DATASET ENTRIES
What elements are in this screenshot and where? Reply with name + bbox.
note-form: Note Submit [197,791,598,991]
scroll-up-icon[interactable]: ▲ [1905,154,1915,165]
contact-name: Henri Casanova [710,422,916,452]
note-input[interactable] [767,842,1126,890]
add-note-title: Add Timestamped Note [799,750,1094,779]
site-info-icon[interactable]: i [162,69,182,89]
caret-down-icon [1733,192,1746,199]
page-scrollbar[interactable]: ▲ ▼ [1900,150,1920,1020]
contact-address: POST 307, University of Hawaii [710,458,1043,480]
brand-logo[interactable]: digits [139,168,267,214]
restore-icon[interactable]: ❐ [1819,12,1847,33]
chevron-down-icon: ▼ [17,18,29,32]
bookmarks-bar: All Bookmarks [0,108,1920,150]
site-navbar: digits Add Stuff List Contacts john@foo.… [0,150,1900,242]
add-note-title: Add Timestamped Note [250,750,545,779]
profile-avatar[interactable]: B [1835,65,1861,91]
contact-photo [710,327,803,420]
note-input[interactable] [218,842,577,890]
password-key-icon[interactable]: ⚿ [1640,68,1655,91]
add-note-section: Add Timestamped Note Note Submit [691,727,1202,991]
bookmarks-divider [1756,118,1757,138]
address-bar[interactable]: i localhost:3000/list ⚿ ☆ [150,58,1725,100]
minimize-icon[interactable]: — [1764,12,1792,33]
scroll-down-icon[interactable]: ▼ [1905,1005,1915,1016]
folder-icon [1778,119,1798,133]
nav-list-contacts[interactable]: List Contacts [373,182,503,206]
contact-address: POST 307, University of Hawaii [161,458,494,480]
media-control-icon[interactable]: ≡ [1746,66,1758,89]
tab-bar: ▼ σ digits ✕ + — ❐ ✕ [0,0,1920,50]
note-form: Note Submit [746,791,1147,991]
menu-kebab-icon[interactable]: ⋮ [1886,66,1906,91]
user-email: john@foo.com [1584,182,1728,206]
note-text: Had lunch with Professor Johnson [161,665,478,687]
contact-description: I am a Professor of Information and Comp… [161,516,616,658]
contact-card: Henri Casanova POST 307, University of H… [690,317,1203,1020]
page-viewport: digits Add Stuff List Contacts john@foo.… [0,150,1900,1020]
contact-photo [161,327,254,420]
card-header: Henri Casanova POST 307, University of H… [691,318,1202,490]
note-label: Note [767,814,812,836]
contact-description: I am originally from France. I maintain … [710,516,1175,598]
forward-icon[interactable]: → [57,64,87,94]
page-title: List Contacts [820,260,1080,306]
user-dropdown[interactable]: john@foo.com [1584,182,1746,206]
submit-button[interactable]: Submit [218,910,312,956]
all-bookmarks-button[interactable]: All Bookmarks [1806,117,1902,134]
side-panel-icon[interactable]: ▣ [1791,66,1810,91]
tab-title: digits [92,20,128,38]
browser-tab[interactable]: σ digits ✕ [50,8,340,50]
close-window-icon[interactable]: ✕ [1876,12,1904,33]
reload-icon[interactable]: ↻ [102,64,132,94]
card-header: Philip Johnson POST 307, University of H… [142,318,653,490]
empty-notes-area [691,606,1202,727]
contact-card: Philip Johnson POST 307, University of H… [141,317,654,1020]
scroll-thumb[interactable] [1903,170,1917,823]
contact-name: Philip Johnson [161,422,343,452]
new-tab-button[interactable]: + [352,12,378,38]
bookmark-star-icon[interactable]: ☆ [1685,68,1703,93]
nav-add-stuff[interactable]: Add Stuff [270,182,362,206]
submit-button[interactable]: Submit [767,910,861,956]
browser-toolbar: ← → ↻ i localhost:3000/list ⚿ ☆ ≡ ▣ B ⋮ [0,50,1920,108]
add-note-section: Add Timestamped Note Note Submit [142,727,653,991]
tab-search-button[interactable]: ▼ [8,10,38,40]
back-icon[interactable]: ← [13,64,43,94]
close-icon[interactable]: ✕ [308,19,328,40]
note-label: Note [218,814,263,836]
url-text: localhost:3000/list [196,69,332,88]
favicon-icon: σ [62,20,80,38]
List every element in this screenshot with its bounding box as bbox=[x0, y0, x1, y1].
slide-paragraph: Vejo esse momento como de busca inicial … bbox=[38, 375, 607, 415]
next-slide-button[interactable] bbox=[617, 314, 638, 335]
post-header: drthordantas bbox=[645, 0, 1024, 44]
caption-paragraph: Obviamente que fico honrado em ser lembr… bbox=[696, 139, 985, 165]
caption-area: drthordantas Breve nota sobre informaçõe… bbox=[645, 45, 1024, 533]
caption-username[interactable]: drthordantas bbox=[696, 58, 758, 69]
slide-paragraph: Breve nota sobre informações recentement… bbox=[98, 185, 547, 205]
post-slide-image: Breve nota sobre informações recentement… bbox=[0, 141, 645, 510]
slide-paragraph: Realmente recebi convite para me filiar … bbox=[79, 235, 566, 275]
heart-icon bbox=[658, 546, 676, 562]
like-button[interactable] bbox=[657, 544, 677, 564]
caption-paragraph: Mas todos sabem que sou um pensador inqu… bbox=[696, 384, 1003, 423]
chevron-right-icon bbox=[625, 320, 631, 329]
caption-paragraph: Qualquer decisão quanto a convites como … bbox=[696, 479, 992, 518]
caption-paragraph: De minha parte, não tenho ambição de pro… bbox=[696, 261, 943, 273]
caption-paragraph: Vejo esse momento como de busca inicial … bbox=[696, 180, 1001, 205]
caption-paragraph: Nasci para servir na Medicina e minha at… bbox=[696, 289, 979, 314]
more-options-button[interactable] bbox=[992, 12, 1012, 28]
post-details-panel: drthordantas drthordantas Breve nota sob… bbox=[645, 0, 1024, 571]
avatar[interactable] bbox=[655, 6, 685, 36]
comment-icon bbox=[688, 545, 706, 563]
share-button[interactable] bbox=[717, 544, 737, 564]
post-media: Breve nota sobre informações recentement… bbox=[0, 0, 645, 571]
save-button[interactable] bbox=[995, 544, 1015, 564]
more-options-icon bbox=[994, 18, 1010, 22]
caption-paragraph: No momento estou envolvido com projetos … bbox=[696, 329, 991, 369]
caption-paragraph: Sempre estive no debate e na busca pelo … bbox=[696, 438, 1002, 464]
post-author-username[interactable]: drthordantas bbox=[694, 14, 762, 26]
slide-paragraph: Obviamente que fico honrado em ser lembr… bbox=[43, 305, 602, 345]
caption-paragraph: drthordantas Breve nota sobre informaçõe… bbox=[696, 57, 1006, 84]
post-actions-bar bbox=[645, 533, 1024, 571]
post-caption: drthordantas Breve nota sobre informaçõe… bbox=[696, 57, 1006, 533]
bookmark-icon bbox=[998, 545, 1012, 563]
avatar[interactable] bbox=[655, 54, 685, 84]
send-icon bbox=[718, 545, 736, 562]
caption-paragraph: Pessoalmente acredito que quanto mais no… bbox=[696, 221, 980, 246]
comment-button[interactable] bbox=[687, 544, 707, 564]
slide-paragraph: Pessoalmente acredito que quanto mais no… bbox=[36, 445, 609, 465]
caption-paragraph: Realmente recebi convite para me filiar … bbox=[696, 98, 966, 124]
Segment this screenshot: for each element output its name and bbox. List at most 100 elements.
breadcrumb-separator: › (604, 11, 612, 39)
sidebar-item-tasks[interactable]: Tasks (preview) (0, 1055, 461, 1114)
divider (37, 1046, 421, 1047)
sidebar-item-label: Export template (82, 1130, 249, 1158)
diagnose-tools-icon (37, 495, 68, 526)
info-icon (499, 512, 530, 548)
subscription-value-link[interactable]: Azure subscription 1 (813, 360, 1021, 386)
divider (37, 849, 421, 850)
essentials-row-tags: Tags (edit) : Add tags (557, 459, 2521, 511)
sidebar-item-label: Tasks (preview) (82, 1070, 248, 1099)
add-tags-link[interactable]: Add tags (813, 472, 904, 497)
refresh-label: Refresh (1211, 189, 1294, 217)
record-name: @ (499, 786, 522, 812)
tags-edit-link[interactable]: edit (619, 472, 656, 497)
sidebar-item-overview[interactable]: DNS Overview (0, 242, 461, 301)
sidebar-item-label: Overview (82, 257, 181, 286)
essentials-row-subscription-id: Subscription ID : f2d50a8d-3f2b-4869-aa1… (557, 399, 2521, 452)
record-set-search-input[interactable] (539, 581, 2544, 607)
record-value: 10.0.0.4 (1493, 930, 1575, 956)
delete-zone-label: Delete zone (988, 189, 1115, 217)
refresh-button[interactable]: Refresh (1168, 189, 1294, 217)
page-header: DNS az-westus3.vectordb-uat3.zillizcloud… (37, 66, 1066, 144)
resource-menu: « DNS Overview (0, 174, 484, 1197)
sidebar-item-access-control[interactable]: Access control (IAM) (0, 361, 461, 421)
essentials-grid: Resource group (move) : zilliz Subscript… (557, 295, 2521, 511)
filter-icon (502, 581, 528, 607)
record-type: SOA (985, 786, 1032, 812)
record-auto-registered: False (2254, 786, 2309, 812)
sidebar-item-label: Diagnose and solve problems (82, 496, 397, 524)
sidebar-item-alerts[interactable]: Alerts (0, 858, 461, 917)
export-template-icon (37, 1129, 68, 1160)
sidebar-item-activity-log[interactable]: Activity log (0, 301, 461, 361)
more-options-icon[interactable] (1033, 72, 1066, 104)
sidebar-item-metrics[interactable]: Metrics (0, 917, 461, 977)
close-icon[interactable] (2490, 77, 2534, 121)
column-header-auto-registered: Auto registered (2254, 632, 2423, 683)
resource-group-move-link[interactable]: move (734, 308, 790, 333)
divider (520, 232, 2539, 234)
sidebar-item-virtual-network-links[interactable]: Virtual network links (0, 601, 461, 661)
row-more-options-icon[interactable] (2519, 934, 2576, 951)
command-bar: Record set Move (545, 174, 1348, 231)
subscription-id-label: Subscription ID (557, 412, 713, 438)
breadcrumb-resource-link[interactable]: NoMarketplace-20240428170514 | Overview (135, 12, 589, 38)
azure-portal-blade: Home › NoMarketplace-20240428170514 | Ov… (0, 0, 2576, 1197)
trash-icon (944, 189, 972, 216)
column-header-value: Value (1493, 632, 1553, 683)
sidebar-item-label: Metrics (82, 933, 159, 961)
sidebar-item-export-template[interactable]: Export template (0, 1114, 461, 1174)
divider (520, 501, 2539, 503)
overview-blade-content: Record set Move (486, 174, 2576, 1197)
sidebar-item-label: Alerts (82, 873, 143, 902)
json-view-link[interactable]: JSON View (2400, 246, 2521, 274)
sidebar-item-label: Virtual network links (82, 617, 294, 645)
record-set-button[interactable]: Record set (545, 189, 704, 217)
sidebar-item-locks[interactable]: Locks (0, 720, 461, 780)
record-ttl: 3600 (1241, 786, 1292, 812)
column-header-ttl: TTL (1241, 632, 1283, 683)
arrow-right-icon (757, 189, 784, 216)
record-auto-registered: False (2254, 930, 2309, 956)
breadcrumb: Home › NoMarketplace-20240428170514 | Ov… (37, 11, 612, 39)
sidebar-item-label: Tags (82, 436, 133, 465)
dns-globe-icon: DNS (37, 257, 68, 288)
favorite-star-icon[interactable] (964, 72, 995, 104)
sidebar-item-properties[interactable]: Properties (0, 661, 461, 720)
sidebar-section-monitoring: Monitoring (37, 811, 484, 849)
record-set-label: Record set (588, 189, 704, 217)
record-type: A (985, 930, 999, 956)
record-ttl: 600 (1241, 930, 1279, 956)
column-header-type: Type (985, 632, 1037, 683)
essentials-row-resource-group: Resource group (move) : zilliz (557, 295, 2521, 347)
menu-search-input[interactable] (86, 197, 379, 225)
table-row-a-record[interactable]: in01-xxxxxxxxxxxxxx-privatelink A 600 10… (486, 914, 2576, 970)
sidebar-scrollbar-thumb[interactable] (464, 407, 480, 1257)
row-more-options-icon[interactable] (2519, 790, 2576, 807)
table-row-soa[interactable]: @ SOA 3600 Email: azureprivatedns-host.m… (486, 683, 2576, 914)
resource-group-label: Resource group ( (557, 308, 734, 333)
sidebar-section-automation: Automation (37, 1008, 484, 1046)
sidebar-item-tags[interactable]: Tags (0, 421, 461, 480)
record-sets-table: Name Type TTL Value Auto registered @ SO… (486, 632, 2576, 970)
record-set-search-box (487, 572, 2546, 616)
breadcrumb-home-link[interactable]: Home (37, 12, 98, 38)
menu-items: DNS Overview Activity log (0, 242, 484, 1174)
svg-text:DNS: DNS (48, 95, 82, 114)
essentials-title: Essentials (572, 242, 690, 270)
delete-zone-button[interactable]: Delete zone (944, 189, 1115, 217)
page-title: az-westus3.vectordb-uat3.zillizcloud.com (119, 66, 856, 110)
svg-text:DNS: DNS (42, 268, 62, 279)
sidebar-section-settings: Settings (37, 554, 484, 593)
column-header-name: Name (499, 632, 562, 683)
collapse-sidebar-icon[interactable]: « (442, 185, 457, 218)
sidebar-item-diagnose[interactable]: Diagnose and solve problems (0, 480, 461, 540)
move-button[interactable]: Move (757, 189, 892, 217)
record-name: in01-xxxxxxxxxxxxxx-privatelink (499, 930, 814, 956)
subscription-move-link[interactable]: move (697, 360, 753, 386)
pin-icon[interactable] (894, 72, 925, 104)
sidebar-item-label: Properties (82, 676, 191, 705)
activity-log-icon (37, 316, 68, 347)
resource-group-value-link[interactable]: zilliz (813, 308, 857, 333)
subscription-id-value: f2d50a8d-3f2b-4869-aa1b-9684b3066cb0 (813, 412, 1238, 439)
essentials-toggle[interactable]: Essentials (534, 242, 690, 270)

WHAT YOU ARE ASKED TO DO
Can you repeat the material from its start up to and including the line with "caret-down-icon [1733,192,1746,199]", swapping "Submit" for "Send" and leaving everything else unchanged?

EXERCISE RESULT
What elements are in this screenshot and where? Reply with name + bbox.
note-form: Note Send [197,791,598,991]
scroll-up-icon[interactable]: ▲ [1905,154,1915,165]
contact-name: Henri Casanova [710,422,916,452]
note-input[interactable] [767,842,1126,890]
add-note-title: Add Timestamped Note [799,750,1094,779]
site-info-icon[interactable]: i [162,69,182,89]
caret-down-icon [1733,192,1746,199]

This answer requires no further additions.